| Problem to work on |
Extract each line holding the word "estão" from the entries.

| Records for this task |
● ● ● ●

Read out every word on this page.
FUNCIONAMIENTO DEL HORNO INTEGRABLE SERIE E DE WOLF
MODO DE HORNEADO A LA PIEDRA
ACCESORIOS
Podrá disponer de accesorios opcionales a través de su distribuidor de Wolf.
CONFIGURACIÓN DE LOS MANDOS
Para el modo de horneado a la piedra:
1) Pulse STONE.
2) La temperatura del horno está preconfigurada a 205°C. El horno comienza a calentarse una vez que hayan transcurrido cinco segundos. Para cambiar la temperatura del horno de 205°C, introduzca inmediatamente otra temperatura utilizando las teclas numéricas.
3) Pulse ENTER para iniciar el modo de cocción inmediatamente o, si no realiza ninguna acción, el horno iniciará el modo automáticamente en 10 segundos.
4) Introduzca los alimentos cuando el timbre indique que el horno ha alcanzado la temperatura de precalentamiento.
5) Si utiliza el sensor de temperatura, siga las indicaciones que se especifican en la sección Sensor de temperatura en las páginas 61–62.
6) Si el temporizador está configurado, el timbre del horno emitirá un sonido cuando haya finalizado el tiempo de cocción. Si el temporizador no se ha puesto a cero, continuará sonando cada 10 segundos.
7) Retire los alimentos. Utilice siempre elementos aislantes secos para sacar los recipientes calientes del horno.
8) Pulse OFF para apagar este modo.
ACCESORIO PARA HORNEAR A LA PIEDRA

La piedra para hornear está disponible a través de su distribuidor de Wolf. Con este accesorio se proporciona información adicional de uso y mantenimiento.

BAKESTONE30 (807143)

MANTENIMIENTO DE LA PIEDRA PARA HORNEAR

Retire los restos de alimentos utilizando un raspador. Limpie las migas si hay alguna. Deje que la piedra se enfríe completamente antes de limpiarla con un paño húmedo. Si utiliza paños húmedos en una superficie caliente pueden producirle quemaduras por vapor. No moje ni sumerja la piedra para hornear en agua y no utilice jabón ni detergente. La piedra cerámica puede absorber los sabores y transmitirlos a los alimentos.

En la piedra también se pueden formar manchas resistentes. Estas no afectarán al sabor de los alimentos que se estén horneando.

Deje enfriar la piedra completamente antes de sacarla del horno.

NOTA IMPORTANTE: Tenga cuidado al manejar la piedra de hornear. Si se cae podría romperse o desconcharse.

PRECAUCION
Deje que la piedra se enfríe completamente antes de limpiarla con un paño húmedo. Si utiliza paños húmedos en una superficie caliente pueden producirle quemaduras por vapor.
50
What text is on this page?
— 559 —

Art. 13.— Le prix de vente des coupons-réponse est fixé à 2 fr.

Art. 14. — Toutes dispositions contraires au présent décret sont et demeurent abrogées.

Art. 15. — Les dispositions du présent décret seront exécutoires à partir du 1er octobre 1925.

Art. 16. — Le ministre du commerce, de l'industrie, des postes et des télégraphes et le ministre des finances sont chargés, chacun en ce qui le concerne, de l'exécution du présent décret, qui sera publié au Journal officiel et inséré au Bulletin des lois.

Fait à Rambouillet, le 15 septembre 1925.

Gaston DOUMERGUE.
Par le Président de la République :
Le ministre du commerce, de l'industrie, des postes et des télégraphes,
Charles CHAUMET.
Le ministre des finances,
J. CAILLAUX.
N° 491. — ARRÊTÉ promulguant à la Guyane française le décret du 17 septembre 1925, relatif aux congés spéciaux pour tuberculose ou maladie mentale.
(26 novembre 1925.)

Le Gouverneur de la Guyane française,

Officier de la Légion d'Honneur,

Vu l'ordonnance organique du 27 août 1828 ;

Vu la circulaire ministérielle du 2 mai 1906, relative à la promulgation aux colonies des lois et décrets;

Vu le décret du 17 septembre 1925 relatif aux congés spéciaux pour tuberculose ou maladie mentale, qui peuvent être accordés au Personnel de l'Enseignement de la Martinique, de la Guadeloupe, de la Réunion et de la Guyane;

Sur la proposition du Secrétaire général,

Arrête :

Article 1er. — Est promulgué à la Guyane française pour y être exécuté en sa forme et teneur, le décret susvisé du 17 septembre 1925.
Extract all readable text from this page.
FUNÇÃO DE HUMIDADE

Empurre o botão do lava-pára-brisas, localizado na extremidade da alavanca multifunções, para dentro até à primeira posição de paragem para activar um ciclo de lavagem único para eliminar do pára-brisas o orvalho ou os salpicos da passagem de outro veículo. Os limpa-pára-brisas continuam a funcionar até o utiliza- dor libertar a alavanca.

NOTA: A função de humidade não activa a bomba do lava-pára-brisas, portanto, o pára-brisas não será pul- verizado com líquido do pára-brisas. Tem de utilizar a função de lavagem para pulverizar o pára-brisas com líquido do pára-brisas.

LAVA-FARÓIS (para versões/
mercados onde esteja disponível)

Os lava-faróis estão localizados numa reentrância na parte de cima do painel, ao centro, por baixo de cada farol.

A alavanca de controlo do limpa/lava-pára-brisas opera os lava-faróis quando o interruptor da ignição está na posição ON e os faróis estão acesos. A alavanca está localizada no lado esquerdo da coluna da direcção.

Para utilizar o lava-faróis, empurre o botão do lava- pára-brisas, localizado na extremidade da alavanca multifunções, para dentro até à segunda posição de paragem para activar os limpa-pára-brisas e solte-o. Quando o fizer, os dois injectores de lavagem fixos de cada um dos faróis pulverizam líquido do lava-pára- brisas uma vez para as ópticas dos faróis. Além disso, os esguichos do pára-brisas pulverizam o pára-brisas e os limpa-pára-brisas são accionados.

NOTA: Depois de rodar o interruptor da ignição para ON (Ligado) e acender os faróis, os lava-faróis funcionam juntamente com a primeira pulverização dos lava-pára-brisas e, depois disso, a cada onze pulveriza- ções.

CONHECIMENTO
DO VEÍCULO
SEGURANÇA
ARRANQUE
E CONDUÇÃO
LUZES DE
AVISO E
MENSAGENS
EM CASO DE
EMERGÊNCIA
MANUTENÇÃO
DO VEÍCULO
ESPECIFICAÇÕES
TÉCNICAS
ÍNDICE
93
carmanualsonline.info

● ● ● ●

| Solved problem |
Os lava-faróis estão localizados numa reentrância na parte de cima do painel, ao centro, por baixo de cada farol.
A alavanca de controlo do limpa/lava-pára-brisas opera os lava-faróis quando o interruptor da ignição está na posição ON e os faróis estão acesos. A alavanca está localizada no lado esquerdo da coluna da direcção.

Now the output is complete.